# EXERCISE INPUT start
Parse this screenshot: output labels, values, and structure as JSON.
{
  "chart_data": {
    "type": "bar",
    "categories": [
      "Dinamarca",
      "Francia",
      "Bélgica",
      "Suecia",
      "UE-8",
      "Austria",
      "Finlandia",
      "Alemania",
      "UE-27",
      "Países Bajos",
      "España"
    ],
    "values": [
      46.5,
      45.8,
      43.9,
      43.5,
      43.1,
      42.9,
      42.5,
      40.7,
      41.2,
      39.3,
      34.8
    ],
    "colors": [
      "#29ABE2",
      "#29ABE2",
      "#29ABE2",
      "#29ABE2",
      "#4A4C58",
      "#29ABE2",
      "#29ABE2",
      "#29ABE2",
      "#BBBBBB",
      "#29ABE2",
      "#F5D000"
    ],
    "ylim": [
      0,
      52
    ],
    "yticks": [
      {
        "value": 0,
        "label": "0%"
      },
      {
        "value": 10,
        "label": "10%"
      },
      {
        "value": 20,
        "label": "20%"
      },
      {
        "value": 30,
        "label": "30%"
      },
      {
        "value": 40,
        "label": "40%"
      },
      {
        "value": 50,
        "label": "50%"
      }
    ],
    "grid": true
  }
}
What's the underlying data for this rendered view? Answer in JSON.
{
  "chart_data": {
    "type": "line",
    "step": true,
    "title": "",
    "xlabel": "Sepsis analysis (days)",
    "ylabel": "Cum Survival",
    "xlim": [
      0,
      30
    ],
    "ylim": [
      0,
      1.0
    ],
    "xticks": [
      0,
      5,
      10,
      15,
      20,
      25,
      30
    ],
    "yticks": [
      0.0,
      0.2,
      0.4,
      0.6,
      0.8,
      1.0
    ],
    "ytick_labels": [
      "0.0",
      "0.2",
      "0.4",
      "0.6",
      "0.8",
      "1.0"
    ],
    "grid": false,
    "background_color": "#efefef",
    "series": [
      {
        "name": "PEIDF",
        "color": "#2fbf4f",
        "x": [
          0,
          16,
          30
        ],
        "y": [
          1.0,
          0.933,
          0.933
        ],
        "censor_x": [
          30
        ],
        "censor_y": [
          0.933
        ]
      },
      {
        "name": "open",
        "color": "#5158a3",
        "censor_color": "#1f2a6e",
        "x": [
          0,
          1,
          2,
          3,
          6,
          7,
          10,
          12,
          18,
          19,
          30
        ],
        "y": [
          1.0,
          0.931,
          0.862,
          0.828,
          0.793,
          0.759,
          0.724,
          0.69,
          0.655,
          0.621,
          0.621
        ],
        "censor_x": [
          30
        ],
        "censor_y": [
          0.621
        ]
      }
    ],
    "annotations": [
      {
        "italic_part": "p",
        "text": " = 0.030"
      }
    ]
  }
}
# EXERCISE INPUT end
From the preceding material, extract every line exactly.

Parse this screenshot: output labels, values, and structure as JSON.
{
  "chart_data": {
    "type": "bar",
    "categories": [
      "Dinamarca",
      "Francia",
      "Bélgica",
      "Suecia",
      "UE-8",
      "Austria",
      "Finlandia",
      "Alemania",
      "UE-27",
      "Países Bajos",
      "España"
    ],
    "values": [
      46.5,
      45.8,
      43.9,
      43.5,
      43.1,
      42.9,
      42.5,
      40.7,
      41.2,
      39.3,
      34.8
    ],
    "colors": [
      "#29ABE2",
      "#29ABE2",
      "#29ABE2",
      "#29ABE2",
      "#4A4C58",
      "#29ABE2",
      "#29ABE2",
      "#29ABE2",
      "#BBBBBB",
      "#29ABE2",
      "#F5D000"
    ],
    "ylim": [
      0,
      52
    ],
    "yticks": [
      {
        "value": 0,
        "label": "0%"
      },
      {
        "value": 10,
        "label": "10%"
      },
      {
        "value": 20,
        "label": "20%"
      },
      {
        "value": 30,
        "label": "30%"
      },
      {
        "value": 40,
        "label": "40%"
      },
      {
        "value": 50,
        "label": "50%"
      }
    ],
    "grid": true
  }
}
What's the underlying data for this rendered view? Answer in JSON.
{
  "chart_data": {
    "type": "line",
    "step": true,
    "title": "",
    "xlabel": "Sepsis analysis (days)",
    "ylabel": "Cum Survival",
    "xlim": [
      0,
      30
    ],
    "ylim": [
      0,
      1.0
    ],
    "xticks": [
      0,
      5,
      10,
      15,
      20,
      25,
      30
    ],
    "yticks": [
      0.0,
      0.2,
      0.4,
      0.6,
      0.8,
      1.0
    ],
    "ytick_labels": [
      "0.0",
      "0.2",
      "0.4",
      "0.6",
      "0.8",
      "1.0"
    ],
    "grid": false,
    "background_color": "#efefef",
    "series": [
      {
        "name": "PEIDF",
        "color": "#2fbf4f",
        "x": [
          0,
          16,
          30
        ],
        "y": [
          1.0,
          0.933,
          0.933
        ],
        "censor_x": [
          30
        ],
        "censor_y": [
          0.933
        ]
      },
      {
        "name": "open",
        "color": "#5158a3",
        "censor_color": "#1f2a6e",
        "x": [
          0,
          1,
          2,
          3,
          6,
          7,
          10,
          12,
          18,
          19,
          30
        ],
        "y": [
          1.0,
          0.931,
          0.862,
          0.828,
          0.793,
          0.759,
          0.724,
          0.69,
          0.655,
          0.621,
          0.621
        ],
        "censor_x": [
          30
        ],
        "censor_y": [
          0.621
        ]
      }
    ],
    "annotations": [
      {
        "italic_part": "p",
        "text": " = 0.030"
      }
    ]
  }
}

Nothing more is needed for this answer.